--- Start of Source records ---

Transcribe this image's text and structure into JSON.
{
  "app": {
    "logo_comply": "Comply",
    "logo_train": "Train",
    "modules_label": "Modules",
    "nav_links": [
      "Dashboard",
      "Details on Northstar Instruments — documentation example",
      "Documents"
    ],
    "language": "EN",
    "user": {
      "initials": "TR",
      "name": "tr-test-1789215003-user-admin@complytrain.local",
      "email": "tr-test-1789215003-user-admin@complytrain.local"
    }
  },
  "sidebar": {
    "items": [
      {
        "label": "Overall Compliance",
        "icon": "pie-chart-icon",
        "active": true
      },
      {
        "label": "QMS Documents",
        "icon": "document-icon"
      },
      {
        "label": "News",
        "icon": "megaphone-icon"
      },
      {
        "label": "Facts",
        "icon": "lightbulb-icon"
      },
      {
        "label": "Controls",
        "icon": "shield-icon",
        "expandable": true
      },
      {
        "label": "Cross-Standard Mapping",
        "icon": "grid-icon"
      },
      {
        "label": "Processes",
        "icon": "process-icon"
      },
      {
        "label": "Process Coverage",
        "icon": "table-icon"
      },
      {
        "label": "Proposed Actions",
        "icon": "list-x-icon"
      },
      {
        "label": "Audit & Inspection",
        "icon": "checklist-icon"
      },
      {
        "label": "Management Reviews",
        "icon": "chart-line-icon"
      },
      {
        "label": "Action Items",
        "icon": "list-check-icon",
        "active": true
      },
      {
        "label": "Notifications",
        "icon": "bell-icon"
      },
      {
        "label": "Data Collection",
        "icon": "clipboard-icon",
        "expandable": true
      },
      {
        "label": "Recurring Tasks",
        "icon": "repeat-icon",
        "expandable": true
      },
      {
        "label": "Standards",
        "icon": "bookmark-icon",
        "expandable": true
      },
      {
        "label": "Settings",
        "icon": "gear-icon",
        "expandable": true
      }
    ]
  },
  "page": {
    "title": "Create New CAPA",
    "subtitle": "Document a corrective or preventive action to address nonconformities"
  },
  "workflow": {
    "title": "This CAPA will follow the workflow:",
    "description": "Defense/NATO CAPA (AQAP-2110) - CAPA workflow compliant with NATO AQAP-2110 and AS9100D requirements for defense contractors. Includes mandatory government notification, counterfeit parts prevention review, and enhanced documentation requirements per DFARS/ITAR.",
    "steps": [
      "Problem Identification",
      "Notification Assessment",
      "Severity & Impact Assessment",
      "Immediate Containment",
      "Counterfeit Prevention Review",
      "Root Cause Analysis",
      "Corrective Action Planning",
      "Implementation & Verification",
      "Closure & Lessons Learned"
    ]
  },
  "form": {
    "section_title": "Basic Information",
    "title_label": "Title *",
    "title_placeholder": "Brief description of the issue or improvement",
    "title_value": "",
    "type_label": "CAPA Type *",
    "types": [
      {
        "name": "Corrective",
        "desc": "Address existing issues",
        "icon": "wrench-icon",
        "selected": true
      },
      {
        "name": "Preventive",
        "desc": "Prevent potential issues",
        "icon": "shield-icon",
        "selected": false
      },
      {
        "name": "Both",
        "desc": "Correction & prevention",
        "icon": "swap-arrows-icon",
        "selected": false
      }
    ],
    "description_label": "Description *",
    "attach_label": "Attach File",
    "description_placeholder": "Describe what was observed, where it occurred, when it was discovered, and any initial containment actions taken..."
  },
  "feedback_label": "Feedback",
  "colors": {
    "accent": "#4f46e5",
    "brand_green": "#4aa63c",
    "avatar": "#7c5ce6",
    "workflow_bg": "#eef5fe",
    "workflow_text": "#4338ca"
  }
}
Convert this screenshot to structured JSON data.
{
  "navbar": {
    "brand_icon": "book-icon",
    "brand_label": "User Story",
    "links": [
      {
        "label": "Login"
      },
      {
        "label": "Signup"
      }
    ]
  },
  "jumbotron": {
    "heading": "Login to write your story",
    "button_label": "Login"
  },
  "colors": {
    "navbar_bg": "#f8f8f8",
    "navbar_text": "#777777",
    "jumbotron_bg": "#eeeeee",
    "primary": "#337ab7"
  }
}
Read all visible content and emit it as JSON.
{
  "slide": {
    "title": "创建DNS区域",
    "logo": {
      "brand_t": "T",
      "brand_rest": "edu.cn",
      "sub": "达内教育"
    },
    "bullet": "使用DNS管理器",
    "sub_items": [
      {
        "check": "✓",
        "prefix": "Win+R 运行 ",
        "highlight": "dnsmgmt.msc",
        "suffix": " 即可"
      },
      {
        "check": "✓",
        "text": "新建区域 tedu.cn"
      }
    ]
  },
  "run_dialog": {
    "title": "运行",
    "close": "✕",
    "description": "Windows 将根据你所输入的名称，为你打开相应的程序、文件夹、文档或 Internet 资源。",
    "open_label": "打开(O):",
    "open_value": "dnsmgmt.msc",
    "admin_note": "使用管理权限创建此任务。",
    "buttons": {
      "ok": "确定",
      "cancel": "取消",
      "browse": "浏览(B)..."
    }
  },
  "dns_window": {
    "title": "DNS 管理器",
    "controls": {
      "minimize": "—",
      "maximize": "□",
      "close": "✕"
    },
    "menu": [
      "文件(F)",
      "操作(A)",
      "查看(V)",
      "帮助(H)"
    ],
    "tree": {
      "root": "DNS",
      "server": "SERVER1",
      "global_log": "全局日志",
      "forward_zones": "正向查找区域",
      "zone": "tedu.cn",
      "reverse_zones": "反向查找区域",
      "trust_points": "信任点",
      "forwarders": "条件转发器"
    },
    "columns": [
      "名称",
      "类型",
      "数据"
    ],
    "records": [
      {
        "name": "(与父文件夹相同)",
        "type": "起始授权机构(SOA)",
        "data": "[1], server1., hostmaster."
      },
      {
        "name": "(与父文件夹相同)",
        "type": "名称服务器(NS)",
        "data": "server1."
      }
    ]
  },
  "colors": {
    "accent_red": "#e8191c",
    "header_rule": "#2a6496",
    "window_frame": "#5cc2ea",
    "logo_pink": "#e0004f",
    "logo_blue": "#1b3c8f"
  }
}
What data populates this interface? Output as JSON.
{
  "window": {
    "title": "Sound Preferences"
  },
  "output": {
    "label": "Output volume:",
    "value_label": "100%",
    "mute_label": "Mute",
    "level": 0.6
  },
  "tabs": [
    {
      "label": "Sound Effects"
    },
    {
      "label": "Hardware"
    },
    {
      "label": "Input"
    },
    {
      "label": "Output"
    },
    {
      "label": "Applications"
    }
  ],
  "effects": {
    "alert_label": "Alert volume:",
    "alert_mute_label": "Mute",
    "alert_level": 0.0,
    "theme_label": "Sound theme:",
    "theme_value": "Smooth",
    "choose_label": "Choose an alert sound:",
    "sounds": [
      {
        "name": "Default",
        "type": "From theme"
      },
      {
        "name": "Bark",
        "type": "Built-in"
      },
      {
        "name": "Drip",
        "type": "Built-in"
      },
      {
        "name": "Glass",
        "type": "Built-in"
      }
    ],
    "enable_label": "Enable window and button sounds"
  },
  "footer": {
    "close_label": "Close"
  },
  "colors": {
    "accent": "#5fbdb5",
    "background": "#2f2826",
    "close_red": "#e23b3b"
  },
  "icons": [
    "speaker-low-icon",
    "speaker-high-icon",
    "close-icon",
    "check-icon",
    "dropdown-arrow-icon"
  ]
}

--- End of Source records ---

Required work:
Only the number is wanted: how many lines of the data contain the word "Login"?

The response:
3